**Task goal**
Take each line that has the word "Stations" and return it.

**The records**
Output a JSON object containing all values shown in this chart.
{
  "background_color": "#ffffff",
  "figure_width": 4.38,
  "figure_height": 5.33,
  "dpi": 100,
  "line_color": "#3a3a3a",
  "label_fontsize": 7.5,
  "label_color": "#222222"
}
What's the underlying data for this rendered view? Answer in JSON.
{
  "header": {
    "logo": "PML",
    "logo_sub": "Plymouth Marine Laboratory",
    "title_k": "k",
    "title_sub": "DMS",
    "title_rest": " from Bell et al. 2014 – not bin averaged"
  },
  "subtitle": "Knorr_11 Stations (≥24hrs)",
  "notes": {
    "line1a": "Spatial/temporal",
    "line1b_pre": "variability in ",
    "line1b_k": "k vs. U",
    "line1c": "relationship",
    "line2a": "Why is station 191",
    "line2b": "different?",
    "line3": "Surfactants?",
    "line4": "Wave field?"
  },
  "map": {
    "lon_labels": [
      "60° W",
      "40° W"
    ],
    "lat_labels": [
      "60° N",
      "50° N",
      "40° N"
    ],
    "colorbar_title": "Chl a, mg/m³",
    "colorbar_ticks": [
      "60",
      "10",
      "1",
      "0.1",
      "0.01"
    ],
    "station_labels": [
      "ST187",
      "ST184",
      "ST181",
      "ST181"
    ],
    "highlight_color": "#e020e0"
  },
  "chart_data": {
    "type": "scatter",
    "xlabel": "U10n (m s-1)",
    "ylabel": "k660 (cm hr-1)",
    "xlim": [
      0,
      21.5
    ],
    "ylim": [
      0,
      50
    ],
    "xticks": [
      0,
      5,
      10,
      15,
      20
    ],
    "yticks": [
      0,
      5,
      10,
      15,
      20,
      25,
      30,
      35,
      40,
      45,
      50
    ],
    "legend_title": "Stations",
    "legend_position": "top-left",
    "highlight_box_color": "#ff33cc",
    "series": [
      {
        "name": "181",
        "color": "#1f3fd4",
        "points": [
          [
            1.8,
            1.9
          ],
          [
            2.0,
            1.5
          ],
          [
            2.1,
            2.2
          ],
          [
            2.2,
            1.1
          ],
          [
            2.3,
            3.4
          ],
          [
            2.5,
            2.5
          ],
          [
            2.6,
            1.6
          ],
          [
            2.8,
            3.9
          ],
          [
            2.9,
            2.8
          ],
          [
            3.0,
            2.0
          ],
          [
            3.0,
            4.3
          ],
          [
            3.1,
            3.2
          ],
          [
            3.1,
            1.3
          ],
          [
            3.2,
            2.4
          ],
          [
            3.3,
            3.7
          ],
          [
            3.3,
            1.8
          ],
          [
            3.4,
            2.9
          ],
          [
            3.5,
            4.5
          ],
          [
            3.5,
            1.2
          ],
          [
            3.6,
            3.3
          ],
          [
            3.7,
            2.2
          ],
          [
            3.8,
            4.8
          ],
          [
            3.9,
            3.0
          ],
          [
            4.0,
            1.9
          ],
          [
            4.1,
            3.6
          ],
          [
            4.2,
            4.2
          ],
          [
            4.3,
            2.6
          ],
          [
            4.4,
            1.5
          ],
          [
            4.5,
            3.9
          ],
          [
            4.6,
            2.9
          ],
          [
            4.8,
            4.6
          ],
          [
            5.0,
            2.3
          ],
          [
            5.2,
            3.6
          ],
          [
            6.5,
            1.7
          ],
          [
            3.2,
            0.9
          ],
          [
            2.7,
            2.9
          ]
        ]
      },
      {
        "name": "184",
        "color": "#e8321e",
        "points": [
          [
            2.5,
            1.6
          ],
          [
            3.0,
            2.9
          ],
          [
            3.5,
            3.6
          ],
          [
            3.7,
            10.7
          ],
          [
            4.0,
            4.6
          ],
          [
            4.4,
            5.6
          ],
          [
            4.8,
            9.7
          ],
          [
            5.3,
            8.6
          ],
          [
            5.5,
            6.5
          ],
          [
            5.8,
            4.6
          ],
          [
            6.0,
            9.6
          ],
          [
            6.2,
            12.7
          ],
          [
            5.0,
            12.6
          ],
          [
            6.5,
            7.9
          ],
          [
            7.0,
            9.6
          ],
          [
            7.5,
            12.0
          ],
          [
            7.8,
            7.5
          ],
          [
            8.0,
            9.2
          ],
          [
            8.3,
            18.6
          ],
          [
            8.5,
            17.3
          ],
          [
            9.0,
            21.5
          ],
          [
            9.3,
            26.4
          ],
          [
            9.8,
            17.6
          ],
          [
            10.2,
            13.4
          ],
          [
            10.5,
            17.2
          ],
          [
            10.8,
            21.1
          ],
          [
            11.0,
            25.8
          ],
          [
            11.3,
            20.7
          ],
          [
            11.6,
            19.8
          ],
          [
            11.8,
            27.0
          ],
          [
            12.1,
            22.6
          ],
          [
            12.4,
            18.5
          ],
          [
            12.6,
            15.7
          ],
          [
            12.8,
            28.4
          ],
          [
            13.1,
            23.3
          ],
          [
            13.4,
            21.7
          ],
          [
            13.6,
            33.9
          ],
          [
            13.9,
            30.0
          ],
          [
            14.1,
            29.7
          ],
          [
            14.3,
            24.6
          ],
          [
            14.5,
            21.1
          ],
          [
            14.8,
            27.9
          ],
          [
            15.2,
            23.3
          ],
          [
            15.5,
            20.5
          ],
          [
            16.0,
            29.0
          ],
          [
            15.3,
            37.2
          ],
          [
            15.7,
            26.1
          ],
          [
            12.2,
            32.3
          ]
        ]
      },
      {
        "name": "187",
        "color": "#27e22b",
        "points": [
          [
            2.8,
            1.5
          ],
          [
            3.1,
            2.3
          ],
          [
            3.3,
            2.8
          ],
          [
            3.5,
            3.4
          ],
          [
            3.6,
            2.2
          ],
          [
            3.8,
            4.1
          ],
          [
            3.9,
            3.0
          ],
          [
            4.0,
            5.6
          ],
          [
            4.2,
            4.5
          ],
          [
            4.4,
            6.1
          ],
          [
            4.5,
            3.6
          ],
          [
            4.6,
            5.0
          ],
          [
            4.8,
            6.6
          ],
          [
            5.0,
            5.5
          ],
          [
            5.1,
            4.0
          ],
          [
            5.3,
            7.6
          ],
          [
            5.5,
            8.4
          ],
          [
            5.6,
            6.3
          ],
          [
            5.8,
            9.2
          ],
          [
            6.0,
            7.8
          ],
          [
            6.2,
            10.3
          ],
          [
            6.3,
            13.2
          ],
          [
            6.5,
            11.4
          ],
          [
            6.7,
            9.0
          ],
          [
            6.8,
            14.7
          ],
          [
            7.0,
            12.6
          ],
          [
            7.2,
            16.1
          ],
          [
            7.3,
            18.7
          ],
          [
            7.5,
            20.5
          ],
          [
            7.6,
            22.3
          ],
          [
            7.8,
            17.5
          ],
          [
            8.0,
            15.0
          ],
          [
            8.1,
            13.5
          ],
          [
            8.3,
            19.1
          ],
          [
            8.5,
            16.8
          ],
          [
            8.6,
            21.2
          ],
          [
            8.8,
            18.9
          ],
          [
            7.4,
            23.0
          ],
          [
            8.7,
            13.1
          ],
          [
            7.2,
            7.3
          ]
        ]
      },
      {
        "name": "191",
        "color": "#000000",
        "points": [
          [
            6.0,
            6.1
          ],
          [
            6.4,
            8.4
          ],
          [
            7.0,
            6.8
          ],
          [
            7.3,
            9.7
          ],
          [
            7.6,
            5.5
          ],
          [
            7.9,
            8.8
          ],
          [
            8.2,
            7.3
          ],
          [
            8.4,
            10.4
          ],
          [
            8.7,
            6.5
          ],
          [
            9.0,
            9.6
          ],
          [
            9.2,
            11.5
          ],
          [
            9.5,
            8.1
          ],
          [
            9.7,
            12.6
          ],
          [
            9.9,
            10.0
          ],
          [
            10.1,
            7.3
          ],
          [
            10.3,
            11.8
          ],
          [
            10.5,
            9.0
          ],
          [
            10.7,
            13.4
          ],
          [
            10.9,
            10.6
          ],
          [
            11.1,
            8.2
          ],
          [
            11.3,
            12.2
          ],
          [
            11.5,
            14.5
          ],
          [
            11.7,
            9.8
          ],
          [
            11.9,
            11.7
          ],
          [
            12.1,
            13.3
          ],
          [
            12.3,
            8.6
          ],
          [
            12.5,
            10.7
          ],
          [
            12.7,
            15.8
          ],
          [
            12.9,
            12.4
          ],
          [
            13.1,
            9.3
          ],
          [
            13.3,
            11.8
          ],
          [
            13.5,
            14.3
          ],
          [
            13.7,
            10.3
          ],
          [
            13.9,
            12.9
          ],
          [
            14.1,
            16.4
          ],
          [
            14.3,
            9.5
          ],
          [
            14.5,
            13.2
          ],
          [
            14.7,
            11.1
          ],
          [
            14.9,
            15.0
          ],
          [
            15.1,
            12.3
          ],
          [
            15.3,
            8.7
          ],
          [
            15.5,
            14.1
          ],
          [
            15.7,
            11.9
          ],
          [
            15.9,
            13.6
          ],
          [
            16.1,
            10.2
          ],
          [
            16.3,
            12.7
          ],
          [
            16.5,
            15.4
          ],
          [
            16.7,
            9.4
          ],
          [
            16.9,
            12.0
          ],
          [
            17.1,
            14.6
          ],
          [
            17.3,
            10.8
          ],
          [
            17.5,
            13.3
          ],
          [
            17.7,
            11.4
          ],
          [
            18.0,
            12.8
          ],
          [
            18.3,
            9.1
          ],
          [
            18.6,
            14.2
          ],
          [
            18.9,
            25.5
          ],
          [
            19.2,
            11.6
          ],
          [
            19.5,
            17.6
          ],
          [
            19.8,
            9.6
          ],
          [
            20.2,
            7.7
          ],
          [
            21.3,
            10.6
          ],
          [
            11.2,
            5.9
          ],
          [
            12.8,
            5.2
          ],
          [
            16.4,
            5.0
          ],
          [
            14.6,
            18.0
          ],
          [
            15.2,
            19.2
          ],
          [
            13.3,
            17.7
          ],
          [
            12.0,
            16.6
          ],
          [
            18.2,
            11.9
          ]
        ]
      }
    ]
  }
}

**Task solution**
  "subtitle": "Knorr_11 Stations (≥24hrs)",
    "legend_title": "Stations",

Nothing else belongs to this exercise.